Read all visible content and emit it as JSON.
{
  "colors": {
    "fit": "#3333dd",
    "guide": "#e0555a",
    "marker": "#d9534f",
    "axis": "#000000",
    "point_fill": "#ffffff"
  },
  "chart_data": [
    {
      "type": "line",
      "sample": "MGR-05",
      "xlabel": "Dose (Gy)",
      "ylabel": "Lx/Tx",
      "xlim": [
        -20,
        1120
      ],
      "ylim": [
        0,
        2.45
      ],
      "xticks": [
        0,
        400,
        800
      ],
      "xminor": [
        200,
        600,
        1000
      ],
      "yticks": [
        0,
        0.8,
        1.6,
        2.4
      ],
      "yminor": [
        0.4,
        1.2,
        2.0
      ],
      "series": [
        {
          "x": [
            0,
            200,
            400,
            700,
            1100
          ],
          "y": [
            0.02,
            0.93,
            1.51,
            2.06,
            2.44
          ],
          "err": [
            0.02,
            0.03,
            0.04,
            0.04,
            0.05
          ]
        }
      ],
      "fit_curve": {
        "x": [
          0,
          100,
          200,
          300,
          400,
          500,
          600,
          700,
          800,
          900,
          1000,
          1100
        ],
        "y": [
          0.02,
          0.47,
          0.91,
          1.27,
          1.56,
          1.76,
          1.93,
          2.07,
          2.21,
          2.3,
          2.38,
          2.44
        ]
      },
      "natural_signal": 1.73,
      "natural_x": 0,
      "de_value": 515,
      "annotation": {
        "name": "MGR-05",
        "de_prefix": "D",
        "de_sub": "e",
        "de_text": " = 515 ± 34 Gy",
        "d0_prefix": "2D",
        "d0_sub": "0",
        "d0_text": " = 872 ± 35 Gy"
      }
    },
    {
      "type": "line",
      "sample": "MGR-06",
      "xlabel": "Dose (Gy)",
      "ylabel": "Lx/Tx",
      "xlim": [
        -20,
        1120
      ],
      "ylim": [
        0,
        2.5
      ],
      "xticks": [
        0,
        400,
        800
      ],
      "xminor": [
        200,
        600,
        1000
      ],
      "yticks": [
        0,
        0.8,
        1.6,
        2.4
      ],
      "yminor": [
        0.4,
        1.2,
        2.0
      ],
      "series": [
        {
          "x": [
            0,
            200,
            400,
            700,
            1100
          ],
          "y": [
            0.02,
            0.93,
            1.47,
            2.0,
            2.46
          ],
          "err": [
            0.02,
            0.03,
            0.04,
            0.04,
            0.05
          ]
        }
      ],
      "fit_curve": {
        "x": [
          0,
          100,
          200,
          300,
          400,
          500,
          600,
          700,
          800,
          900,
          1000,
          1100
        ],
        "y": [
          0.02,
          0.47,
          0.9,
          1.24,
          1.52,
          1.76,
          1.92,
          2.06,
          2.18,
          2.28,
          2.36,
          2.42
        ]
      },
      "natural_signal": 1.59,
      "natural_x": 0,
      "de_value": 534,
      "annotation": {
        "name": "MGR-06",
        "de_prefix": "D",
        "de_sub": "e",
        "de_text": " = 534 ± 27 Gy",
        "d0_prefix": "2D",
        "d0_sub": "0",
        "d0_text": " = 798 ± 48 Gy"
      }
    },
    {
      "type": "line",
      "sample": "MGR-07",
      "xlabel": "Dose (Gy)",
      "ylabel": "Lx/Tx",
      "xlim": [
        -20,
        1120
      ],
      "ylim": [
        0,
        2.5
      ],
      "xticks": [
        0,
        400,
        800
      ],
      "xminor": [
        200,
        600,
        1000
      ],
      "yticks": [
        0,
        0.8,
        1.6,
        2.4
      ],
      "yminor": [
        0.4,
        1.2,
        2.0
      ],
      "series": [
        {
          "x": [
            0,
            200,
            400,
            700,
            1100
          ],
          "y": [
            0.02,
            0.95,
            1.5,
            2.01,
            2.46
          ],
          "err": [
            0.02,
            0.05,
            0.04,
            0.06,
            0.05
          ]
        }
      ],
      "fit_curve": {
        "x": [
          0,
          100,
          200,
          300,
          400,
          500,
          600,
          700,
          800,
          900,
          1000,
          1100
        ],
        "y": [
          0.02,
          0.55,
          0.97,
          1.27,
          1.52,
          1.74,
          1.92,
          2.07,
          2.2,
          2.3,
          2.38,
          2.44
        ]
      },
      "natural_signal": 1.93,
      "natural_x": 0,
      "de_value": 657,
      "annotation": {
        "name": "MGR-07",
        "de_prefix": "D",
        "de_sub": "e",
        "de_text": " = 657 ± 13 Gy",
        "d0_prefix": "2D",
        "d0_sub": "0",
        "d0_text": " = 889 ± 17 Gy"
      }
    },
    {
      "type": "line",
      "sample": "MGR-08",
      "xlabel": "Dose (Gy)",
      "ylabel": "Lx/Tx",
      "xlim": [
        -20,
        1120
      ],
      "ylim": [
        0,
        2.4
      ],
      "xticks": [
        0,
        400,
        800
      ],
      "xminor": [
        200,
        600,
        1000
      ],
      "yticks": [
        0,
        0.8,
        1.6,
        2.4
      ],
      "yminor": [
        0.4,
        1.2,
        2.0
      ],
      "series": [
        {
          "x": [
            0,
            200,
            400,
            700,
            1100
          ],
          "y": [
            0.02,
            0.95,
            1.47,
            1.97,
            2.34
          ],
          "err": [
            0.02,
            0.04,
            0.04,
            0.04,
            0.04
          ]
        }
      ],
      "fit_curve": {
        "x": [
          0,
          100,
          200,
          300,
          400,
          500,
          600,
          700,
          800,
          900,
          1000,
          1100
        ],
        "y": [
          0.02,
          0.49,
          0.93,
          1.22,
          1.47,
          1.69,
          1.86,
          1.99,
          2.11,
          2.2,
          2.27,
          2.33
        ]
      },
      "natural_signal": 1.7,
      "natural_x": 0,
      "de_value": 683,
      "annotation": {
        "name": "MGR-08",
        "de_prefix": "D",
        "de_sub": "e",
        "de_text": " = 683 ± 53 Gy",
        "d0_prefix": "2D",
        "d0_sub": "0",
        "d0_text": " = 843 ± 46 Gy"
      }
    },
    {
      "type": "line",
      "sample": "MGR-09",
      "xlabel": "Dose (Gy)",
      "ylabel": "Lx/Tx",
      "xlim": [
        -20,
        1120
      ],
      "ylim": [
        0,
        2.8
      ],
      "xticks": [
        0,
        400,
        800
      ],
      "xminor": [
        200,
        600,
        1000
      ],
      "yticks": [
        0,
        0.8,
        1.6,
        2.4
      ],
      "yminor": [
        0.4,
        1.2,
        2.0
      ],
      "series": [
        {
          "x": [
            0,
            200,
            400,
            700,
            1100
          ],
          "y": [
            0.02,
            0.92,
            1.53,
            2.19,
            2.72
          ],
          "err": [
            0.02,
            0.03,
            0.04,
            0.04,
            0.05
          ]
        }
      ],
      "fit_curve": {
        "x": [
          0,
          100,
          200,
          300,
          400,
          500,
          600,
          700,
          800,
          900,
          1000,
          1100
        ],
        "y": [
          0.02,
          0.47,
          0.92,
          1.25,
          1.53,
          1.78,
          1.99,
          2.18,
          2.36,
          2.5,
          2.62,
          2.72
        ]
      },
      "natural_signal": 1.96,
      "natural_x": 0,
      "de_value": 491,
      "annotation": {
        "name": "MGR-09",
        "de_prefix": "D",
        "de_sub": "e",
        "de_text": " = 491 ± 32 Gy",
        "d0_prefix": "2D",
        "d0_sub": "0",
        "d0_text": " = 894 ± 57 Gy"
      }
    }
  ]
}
######
Aim:
Every record above should be output exactly.

Exercise answer:
Read all visible content and emit it as JSON.
{
  "colors": {
    "fit": "#3333dd",
    "guide": "#e0555a",
    "marker": "#d9534f",
    "axis": "#000000",
    "point_fill": "#ffffff"
  },
  "chart_data": [
    {
      "type": "line",
      "sample": "MGR-05",
      "xlabel": "Dose (Gy)",
      "ylabel": "Lx/Tx",
      "xlim": [
        -20,
        1120
      ],
      "ylim": [
        0,
        2.45
      ],
      "xticks": [
        0,
        400,
        800
      ],
      "xminor": [
        200,
        600,
        1000
      ],
      "yticks": [
        0,
        0.8,
        1.6,
        2.4
      ],
      "yminor": [
        0.4,
        1.2,
        2.0
      ],
      "series": [
        {
          "x": [
            0,
            200,
            400,
            700,
            1100
          ],
          "y": [
            0.02,
            0.93,
            1.51,
            2.06,
            2.44
          ],
          "err": [
            0.02,
            0.03,
            0.04,
            0.04,
            0.05
          ]
        }
      ],
      "fit_curve": {
        "x": [
          0,
          100,
          200,
          300,
          400,
          500,
          600,
          700,
          800,
          900,
          1000,
          1100
        ],
        "y": [
          0.02,
          0.47,
          0.91,
          1.27,
          1.56,
          1.76,
          1.93,
          2.07,
          2.21,
          2.3,
          2.38,
          2.44
        ]
      },
      "natural_signal": 1.73,
      "natural_x": 0,
      "de_value": 515,
      "annotation": {
        "name": "MGR-05",
        "de_prefix": "D",
        "de_sub": "e",
        "de_text": " = 515 ± 34 Gy",
        "d0_prefix": "2D",
        "d0_sub": "0",
        "d0_text": " = 872 ± 35 Gy"
      }
    },
    {
      "type": "line",
      "sample": "MGR-06",
      "xlabel": "Dose (Gy)",
      "ylabel": "Lx/Tx",
      "xlim": [
        -20,
        1120
      ],
      "ylim": [
        0,
        2.5
      ],
      "xticks": [
        0,
        400,
        800
      ],
      "xminor": [
        200,
        600,
        1000
      ],
      "yticks": [
        0,
        0.8,
        1.6,
        2.4
      ],
      "yminor": [
        0.4,
        1.2,
        2.0
      ],
      "series": [
        {
          "x": [
            0,
            200,
            400,
            700,
            1100
          ],
          "y": [
            0.02,
            0.93,
            1.47,
            2.0,
            2.46
          ],
          "err": [
            0.02,
            0.03,
            0.04,
            0.04,
            0.05
          ]
        }
      ],
      "fit_curve": {
        "x": [
          0,
          100,
          200,
          300,
          400,
          500,
          600,
          700,
          800,
          900,
          1000,
          1100
        ],
        "y": [
          0.02,
          0.47,
          0.9,
          1.24,
          1.52,
          1.76,
          1.92,
          2.06,
          2.18,
          2.28,
          2.36,
          2.42
        ]
      },
      "natural_signal": 1.59,
      "natural_x": 0,
      "de_value": 534,
      "annotation": {
        "name": "MGR-06",
        "de_prefix": "D",
        "de_sub": "e",
        "de_text": " = 534 ± 27 Gy",
        "d0_prefix": "2D",
        "d0_sub": "0",
        "d0_text": " = 798 ± 48 Gy"
      }
    },
    {
      "type": "line",
      "sample": "MGR-07",
      "xlabel": "Dose (Gy)",
      "ylabel": "Lx/Tx",
      "xlim": [
        -20,
        1120
      ],
      "ylim": [
        0,
        2.5
      ],
      "xticks": [
        0,
        400,
        800
      ],
      "xminor": [
        200,
        600,
        1000
      ],
      "yticks": [
        0,
        0.8,
        1.6,
        2.4
      ],
      "yminor": [
        0.4,
        1.2,
        2.0
      ],
      "series": [
        {
          "x": [
            0,
            200,
            400,
            700,
            1100
          ],
          "y": [
            0.02,
            0.95,
            1.5,
            2.01,
            2.46
          ],
          "err": [
            0.02,
            0.05,
            0.04,
            0.06,
            0.05
          ]
        }
      ],
      "fit_curve": {
        "x": [
          0,
          100,
          200,
          300,
          400,
          500,
          600,
          700,
          800,
          900,
          1000,
          1100
        ],
        "y": [
          0.02,
          0.55,
          0.97,
          1.27,
          1.52,
          1.74,
          1.92,
          2.07,
          2.2,
          2.3,
          2.38,
          2.44
        ]
      },
      "natural_signal": 1.93,
      "natural_x": 0,
      "de_value": 657,
      "annotation": {
        "name": "MGR-07",
        "de_prefix": "D",
        "de_sub": "e",
        "de_text": " = 657 ± 13 Gy",
        "d0_prefix": "2D",
        "d0_sub": "0",
        "d0_text": " = 889 ± 17 Gy"
      }
    },
    {
      "type": "line",
      "sample": "MGR-08",
      "xlabel": "Dose (Gy)",
      "ylabel": "Lx/Tx",
      "xlim": [
        -20,
        1120
      ],
      "ylim": [
        0,
        2.4
      ],
      "xticks": [
        0,
        400,
        800
      ],
      "xminor": [
        200,
        600,
        1000
      ],
      "yticks": [
        0,
        0.8,
        1.6,
        2.4
      ],
      "yminor": [
        0.4,
        1.2,
        2.0
      ],
      "series": [
        {
          "x": [
            0,
            200,
            400,
            700,
            1100
          ],
          "y": [
            0.02,
            0.95,
            1.47,
            1.97,
            2.34
          ],
          "err": [
            0.02,
            0.04,
            0.04,
            0.04,
            0.04
          ]
        }
      ],
      "fit_curve": {
        "x": [
          0,
          100,
          200,
          300,
          400,
          500,
          600,
          700,
          800,
          900,
          1000,
          1100
        ],
        "y": [
          0.02,
          0.49,
          0.93,
          1.22,
          1.47,
          1.69,
          1.86,
          1.99,
          2.11,
          2.2,
          2.27,
          2.33
        ]
      },
      "natural_signal": 1.7,
      "natural_x": 0,
      "de_value": 683,
      "annotation": {
        "name": "MGR-08",
        "de_prefix": "D",
        "de_sub": "e",
        "de_text": " = 683 ± 53 Gy",
        "d0_prefix": "2D",
        "d0_sub": "0",
        "d0_text": " = 843 ± 46 Gy"
      }
    },
    {
      "type": "line",
      "sample": "MGR-09",
      "xlabel": "Dose (Gy)",
      "ylabel": "Lx/Tx",
      "xlim": [
        -20,
        1120
      ],
      "ylim": [
        0,
        2.8
      ],
      "xticks": [
        0,
        400,
        800
      ],
      "xminor": [
        200,
        600,
        1000
      ],
      "yticks": [
        0,
        0.8,
        1.6,
        2.4
      ],
      "yminor": [
        0.4,
        1.2,
        2.0
      ],
      "series": [
        {
          "x": [
            0,
            200,
            400,
            700,
            1100
          ],
          "y": [
            0.02,
            0.92,
            1.53,
            2.19,
            2.72
          ],
          "err": [
            0.02,
            0.03,
            0.04,
            0.04,
            0.05
          ]
        }
      ],
      "fit_curve": {
        "x": [
          0,
          100,
          200,
          300,
          400,
          500,
          600,
          700,
          800,
          900,
          1000,
          1100
        ],
        "y": [
          0.02,
          0.47,
          0.92,
          1.25,
          1.53,
          1.78,
          1.99,
          2.18,
          2.36,
          2.5,
          2.62,
          2.72
        ]
      },
      "natural_signal": 1.96,
      "natural_x": 0,
      "de_value": 491,
      "annotation": {
        "name": "MGR-09",
        "de_prefix": "D",
        "de_sub": "e",
        "de_text": " = 491 ± 32 Gy",
        "d0_prefix": "2D",
        "d0_sub": "0",
        "d0_text": " = 894 ± 57 Gy"
      }
    }
  ]
}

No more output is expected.